• _THE TASK_
Please rewrite the lines from the one containing "y-tick-label-10: 10 xyxy=(73,652,111,687)" through the one containing "legend-label-corpo-a: Corpo A", both included, as a Markdown table with the columns Row and Line, omitting blank lines.
---+---
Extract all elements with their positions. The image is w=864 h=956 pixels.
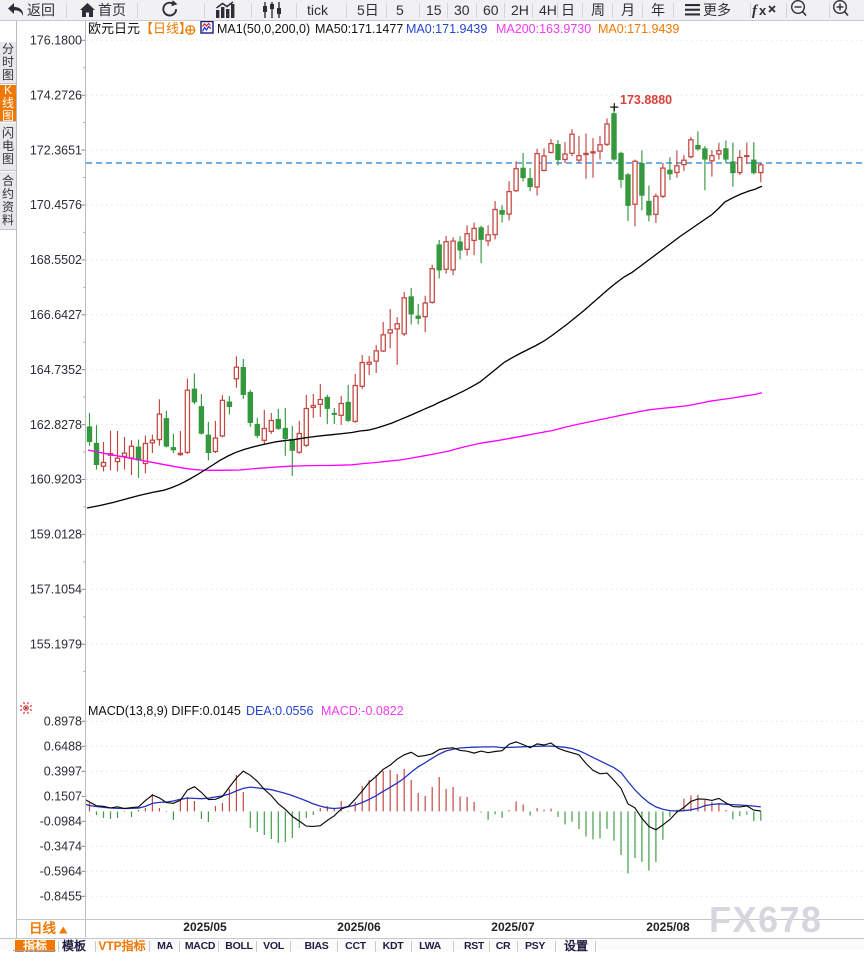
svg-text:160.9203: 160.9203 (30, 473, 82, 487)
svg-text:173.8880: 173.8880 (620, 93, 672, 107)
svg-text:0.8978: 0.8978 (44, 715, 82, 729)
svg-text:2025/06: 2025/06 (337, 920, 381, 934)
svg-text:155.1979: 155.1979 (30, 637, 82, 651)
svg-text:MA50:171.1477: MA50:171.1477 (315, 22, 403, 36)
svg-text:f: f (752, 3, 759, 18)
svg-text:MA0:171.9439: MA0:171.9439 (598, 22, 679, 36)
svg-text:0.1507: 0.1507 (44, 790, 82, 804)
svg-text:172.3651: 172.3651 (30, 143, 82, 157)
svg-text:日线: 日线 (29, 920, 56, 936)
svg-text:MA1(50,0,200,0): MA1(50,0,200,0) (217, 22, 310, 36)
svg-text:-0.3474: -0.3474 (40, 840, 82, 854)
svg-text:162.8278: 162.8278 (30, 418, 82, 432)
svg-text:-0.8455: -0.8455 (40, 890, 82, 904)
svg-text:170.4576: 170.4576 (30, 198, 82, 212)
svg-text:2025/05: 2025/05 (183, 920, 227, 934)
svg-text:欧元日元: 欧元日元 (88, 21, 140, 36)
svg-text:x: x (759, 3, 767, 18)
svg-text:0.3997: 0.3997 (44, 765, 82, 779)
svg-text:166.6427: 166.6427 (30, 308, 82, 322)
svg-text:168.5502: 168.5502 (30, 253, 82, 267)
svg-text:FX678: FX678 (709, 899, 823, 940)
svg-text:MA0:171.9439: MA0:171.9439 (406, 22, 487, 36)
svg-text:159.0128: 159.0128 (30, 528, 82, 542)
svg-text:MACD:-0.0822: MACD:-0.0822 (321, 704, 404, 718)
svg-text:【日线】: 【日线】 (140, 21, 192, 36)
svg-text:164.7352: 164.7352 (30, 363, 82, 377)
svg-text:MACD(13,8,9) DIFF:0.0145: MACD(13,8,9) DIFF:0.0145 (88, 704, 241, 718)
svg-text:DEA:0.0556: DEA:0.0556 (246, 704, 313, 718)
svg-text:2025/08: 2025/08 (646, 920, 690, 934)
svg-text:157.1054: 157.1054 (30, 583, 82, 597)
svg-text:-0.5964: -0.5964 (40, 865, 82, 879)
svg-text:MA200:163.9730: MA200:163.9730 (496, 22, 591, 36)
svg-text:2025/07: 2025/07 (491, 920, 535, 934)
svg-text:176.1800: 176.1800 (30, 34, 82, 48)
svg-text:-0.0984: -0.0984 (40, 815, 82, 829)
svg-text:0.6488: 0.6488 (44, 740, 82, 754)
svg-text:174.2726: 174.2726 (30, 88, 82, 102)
---+---
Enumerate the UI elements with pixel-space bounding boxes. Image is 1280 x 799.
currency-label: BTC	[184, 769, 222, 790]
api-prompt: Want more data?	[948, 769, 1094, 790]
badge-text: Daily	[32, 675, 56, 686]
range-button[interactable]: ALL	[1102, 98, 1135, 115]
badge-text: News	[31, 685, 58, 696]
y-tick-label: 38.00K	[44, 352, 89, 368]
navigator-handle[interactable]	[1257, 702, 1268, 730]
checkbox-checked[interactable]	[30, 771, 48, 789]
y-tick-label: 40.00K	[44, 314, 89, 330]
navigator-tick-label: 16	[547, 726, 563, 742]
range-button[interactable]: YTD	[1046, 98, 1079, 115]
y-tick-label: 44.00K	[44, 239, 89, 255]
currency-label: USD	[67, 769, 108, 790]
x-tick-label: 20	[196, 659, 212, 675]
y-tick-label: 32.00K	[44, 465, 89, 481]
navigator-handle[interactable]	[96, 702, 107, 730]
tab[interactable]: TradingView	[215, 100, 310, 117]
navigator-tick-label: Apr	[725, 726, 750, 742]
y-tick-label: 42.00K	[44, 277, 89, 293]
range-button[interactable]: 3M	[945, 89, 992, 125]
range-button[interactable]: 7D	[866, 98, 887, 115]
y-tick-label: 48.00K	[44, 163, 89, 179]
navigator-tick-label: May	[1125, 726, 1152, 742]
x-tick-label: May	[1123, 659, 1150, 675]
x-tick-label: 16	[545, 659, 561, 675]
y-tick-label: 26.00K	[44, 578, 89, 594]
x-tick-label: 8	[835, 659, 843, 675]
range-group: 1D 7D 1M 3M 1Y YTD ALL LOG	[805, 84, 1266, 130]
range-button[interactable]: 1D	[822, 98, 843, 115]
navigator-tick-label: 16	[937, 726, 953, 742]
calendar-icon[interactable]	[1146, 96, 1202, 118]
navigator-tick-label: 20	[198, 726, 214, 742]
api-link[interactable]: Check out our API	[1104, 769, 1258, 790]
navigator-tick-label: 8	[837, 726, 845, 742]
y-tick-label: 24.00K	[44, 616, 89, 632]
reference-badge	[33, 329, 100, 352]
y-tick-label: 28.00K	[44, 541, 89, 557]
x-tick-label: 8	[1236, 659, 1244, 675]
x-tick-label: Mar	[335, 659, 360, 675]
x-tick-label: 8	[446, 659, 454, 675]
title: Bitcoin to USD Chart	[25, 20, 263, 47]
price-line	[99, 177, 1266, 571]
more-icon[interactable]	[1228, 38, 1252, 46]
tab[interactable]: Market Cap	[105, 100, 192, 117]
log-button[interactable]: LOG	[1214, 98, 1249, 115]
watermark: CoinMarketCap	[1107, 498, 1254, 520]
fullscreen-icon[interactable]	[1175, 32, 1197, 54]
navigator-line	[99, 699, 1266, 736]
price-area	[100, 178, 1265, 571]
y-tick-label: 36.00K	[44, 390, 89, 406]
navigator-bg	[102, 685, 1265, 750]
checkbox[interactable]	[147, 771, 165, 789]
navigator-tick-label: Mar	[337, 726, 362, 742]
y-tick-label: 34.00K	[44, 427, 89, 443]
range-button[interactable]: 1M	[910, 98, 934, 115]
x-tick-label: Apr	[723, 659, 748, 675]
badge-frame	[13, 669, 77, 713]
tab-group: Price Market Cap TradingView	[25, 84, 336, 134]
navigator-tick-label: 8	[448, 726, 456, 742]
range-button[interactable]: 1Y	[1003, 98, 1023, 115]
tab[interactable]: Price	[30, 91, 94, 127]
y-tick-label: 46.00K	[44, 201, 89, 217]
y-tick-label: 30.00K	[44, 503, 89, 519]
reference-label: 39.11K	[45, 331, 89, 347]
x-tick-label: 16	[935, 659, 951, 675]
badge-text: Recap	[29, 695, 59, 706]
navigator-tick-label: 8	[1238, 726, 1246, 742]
---+---
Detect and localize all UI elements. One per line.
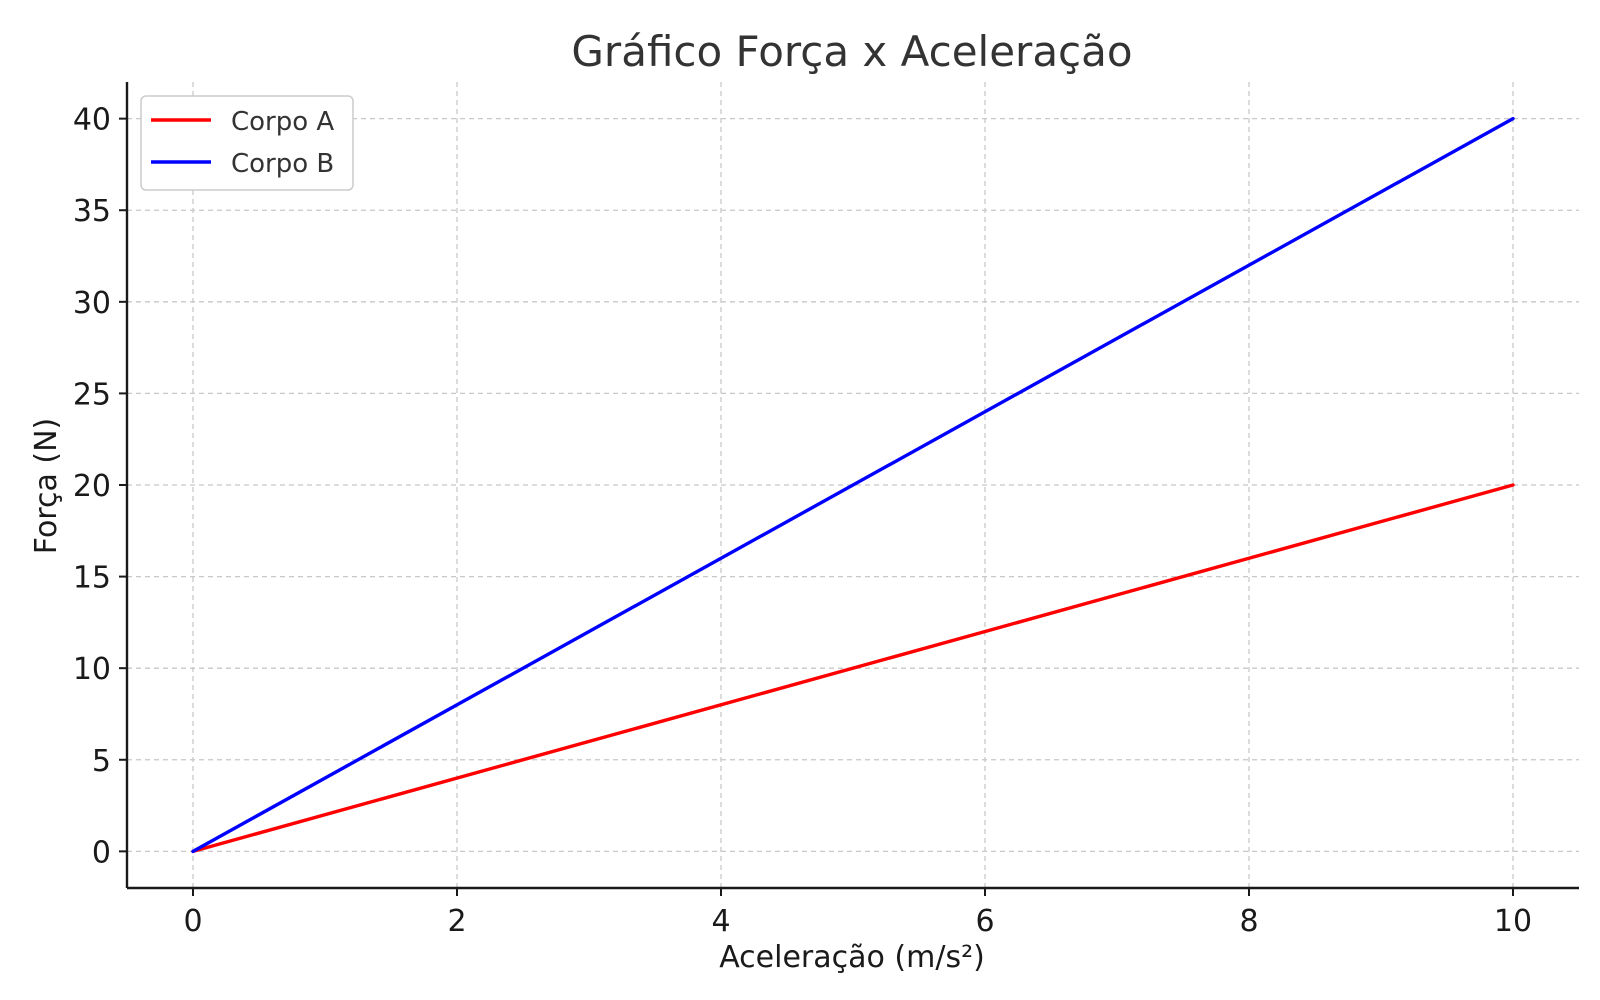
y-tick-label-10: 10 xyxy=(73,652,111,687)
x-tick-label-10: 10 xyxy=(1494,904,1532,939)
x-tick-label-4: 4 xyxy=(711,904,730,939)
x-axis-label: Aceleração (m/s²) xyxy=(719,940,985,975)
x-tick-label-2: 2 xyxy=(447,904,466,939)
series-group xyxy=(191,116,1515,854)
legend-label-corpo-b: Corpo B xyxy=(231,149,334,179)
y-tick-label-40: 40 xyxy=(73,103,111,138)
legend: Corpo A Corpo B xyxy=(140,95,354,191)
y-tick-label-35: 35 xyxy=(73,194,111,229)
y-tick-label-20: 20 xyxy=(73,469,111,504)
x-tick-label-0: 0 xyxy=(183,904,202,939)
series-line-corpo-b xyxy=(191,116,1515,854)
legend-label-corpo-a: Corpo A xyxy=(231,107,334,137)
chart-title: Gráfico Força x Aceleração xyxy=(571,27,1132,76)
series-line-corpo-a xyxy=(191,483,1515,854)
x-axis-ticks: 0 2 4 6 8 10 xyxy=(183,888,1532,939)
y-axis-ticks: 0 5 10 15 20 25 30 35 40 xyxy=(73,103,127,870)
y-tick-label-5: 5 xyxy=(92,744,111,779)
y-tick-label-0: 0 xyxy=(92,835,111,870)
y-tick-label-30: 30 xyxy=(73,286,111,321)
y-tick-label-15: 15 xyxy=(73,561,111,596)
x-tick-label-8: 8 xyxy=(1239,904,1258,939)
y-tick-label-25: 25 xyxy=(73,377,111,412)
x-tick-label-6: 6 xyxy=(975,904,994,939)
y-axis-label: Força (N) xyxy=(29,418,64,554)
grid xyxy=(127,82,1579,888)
---+---
• _SOLUTION TO THIS TASK_
| Row | Line |
|---|---|
| 1 | y-tick-label-10: 10 xyxy=(73,652,111,687) |
| 2 | x-tick-label-10: 10 xyxy=(1494,904,1532,939) |
| 3 | x-tick-label-4: 4 xyxy=(711,904,730,939) |
| 4 | x-axis-label: Aceleração (m/s²) xyxy=(719,940,985,975) |
| 5 | x-tick-label-2: 2 xyxy=(447,904,466,939) |
| 6 | series-group xyxy=(191,116,1515,854) |
| 7 | legend-label-corpo-b: Corpo B xyxy=(231,149,334,179) |
| 8 | y-tick-label-40: 40 xyxy=(73,103,111,138) |
| 9 | legend: Corpo A Corpo B xyxy=(140,95,354,191) |
| 10 | y-tick-label-35: 35 xyxy=(73,194,111,229) |
| 11 | y-tick-label-20: 20 xyxy=(73,469,111,504) |
| 12 | x-tick-label-0: 0 xyxy=(183,904,202,939) |
| 13 | series-line-corpo-b xyxy=(191,116,1515,854) |
| 14 | legend-label-corpo-a: Corpo A xyxy=(231,107,334,137) |